- _SHORT PROBLEM_:
Each record must be retyped in full. No character may differ.

--------------------------------

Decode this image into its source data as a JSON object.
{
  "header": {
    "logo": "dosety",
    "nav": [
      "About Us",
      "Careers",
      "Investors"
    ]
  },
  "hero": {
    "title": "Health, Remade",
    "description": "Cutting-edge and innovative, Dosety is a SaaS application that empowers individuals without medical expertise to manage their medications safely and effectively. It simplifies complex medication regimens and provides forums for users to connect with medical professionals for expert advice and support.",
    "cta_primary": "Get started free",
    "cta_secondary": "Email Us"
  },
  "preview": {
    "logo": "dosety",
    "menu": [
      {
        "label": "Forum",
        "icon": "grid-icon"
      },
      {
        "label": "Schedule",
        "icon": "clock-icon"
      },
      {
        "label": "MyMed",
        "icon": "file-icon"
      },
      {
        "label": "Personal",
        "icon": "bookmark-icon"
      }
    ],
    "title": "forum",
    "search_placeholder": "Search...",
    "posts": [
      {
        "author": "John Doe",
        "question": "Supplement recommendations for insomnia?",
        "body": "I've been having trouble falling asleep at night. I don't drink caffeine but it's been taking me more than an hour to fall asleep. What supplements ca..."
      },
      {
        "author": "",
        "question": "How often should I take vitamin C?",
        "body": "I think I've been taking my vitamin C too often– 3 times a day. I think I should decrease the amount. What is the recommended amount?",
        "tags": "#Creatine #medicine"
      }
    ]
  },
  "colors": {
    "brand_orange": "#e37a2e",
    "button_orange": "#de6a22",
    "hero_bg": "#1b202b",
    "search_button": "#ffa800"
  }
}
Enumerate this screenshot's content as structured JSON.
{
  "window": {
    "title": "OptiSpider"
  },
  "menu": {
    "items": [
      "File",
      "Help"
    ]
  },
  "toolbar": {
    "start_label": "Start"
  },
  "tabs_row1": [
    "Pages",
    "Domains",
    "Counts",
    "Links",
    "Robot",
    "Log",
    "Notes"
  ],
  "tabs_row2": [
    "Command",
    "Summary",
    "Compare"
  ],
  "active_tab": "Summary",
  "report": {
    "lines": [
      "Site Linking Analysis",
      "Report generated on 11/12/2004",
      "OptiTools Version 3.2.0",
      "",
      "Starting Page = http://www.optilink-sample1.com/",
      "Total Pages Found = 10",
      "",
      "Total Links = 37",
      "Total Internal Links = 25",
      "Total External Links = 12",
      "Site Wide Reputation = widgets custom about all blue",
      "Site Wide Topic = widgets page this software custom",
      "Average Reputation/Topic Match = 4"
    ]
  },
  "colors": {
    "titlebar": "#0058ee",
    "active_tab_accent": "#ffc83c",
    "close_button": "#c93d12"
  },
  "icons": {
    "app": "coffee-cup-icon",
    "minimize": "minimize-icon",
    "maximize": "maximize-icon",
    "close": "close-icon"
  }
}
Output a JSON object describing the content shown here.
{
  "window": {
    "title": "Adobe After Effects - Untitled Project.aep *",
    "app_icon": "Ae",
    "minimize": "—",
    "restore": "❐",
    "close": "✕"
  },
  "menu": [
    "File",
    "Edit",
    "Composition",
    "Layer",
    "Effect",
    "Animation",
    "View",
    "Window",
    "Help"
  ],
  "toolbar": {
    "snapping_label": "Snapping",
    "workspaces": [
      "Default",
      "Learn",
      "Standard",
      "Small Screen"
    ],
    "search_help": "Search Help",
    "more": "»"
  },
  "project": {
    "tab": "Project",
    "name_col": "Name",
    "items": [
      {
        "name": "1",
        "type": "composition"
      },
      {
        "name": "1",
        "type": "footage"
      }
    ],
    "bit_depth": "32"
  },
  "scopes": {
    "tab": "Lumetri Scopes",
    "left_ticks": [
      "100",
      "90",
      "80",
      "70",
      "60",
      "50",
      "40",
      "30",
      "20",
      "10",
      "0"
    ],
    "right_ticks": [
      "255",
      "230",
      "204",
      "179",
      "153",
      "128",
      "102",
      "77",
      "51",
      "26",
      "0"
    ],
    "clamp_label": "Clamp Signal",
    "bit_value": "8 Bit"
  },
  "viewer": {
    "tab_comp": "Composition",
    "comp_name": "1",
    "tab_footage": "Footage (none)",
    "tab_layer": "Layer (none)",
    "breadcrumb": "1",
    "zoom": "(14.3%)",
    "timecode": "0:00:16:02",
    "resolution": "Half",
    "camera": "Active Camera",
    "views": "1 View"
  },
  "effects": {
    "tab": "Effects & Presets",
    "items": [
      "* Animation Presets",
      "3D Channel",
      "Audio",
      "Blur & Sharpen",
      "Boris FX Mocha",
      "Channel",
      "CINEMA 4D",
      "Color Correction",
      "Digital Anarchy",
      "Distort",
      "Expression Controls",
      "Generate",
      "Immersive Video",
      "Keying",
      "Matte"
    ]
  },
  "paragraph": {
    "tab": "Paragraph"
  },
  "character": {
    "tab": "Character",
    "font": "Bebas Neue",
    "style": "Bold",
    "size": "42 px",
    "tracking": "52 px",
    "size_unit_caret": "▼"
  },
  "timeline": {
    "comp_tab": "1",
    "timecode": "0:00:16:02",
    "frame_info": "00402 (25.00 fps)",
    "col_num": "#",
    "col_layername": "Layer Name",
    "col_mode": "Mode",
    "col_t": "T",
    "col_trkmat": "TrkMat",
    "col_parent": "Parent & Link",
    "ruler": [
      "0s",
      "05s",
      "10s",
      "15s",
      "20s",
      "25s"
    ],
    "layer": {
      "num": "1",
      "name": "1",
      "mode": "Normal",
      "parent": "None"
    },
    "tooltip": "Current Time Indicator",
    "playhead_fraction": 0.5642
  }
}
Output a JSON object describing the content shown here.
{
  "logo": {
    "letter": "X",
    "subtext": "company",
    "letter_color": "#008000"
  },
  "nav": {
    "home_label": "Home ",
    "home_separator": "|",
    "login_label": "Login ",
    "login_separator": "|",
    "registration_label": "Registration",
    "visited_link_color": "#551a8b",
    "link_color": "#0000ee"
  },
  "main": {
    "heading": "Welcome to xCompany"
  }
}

--------------------------------

- _FINAL RESULT_:
Decode this image into its source data as a JSON object.
{
  "header": {
    "logo": "dosety",
    "nav": [
      "About Us",
      "Careers",
      "Investors"
    ]
  },
  "hero": {
    "title": "Health, Remade",
    "description": "Cutting-edge and innovative, Dosety is a SaaS application that empowers individuals without medical expertise to manage their medications safely and effectively. It simplifies complex medication regimens and provides forums for users to connect with medical professionals for expert advice and support.",
    "cta_primary": "Get started free",
    "cta_secondary": "Email Us"
  },
  "preview": {
    "logo": "dosety",
    "menu": [
      {
        "label": "Forum",
        "icon": "grid-icon"
      },
      {
        "label": "Schedule",
        "icon": "clock-icon"
      },
      {
        "label": "MyMed",
        "icon": "file-icon"
      },
      {
        "label": "Personal",
        "icon": "bookmark-icon"
      }
    ],
    "title": "forum",
    "search_placeholder": "Search...",
    "posts": [
      {
        "author": "John Doe",
        "question": "Supplement recommendations for insomnia?",
        "body": "I've been having trouble falling asleep at night. I don't drink caffeine but it's been taking me more than an hour to fall asleep. What supplements ca..."
      },
      {
        "author": "",
        "question": "How often should I take vitamin C?",
        "body": "I think I've been taking my vitamin C too often– 3 times a day. I think I should decrease the amount. What is the recommended amount?",
        "tags": "#Creatine #medicine"
      }
    ]
  },
  "colors": {
    "brand_orange": "#e37a2e",
    "button_orange": "#de6a22",
    "hero_bg": "#1b202b",
    "search_button": "#ffa800"
  }
}
Enumerate this screenshot's content as structured JSON.
{
  "window": {
    "title": "OptiSpider"
  },
  "menu": {
    "items": [
      "File",
      "Help"
    ]
  },
  "toolbar": {
    "start_label": "Start"
  },
  "tabs_row1": [
    "Pages",
    "Domains",
    "Counts",
    "Links",
    "Robot",
    "Log",
    "Notes"
  ],
  "tabs_row2": [
    "Command",
    "Summary",
    "Compare"
  ],
  "active_tab": "Summary",
  "report": {
    "lines": [
      "Site Linking Analysis",
      "Report generated on 11/12/2004",
      "OptiTools Version 3.2.0",
      "",
      "Starting Page = http://www.optilink-sample1.com/",
      "Total Pages Found = 10",
      "",
      "Total Links = 37",
      "Total Internal Links = 25",
      "Total External Links = 12",
      "Site Wide Reputation = widgets custom about all blue",
      "Site Wide Topic = widgets page this software custom",
      "Average Reputation/Topic Match = 4"
    ]
  },
  "colors": {
    "titlebar": "#0058ee",
    "active_tab_accent": "#ffc83c",
    "close_button": "#c93d12"
  },
  "icons": {
    "app": "coffee-cup-icon",
    "minimize": "minimize-icon",
    "maximize": "maximize-icon",
    "close": "close-icon"
  }
}
Output a JSON object describing the content shown here.
{
  "window": {
    "title": "Adobe After Effects - Untitled Project.aep *",
    "app_icon": "Ae",
    "minimize": "—",
    "restore": "❐",
    "close": "✕"
  },
  "menu": [
    "File",
    "Edit",
    "Composition",
    "Layer",
    "Effect",
    "Animation",
    "View",
    "Window",
    "Help"
  ],
  "toolbar": {
    "snapping_label": "Snapping",
    "workspaces": [
      "Default",
      "Learn",
      "Standard",
      "Small Screen"
    ],
    "search_help": "Search Help",
    "more": "»"
  },
  "project": {
    "tab": "Project",
    "name_col": "Name",
    "items": [
      {
        "name": "1",
        "type": "composition"
      },
      {
        "name": "1",
        "type": "footage"
      }
    ],
    "bit_depth": "32"
  },
  "scopes": {
    "tab": "Lumetri Scopes",
    "left_ticks": [
      "100",
      "90",
      "80",
      "70",
      "60",
      "50",
      "40",
      "30",
      "20",
      "10",
      "0"
    ],
    "right_ticks": [
      "255",
      "230",
      "204",
      "179",
      "153",
      "128",
      "102",
      "77",
      "51",
      "26",
      "0"
    ],
    "clamp_label": "Clamp Signal",
    "bit_value": "8 Bit"
  },
  "viewer": {
    "tab_comp": "Composition",
    "comp_name": "1",
    "tab_footage": "Footage (none)",
    "tab_layer": "Layer (none)",
    "breadcrumb": "1",
    "zoom": "(14.3%)",
    "timecode": "0:00:16:02",
    "resolution": "Half",
    "camera": "Active Camera",
    "views": "1 View"
  },
  "effects": {
    "tab": "Effects & Presets",
    "items": [
      "* Animation Presets",
      "3D Channel",
      "Audio",
      "Blur & Sharpen",
      "Boris FX Mocha",
      "Channel",
      "CINEMA 4D",
      "Color Correction",
      "Digital Anarchy",
      "Distort",
      "Expression Controls",
      "Generate",
      "Immersive Video",
      "Keying",
      "Matte"
    ]
  },
  "paragraph": {
    "tab": "Paragraph"
  },
  "character": {
    "tab": "Character",
    "font": "Bebas Neue",
    "style": "Bold",
    "size": "42 px",
    "tracking": "52 px",
    "size_unit_caret": "▼"
  },
  "timeline": {
    "comp_tab": "1",
    "timecode": "0:00:16:02",
    "frame_info": "00402 (25.00 fps)",
    "col_num": "#",
    "col_layername": "Layer Name",
    "col_mode": "Mode",
    "col_t": "T",
    "col_trkmat": "TrkMat",
    "col_parent": "Parent & Link",
    "ruler": [
      "0s",
      "05s",
      "10s",
      "15s",
      "20s",
      "25s"
    ],
    "layer": {
      "num": "1",
      "name": "1",
      "mode": "Normal",
      "parent": "None"
    },
    "tooltip": "Current Time Indicator",
    "playhead_fraction": 0.5642
  }
}
Output a JSON object describing the content shown here.
{
  "logo": {
    "letter": "X",
    "subtext": "company",
    "letter_color": "#008000"
  },
  "nav": {
    "home_label": "Home ",
    "home_separator": "|",
    "login_label": "Login ",
    "login_separator": "|",
    "registration_label": "Registration",
    "visited_link_color": "#551a8b",
    "link_color": "#0000ee"
  },
  "main": {
    "heading": "Welcome to xCompany"
  }
}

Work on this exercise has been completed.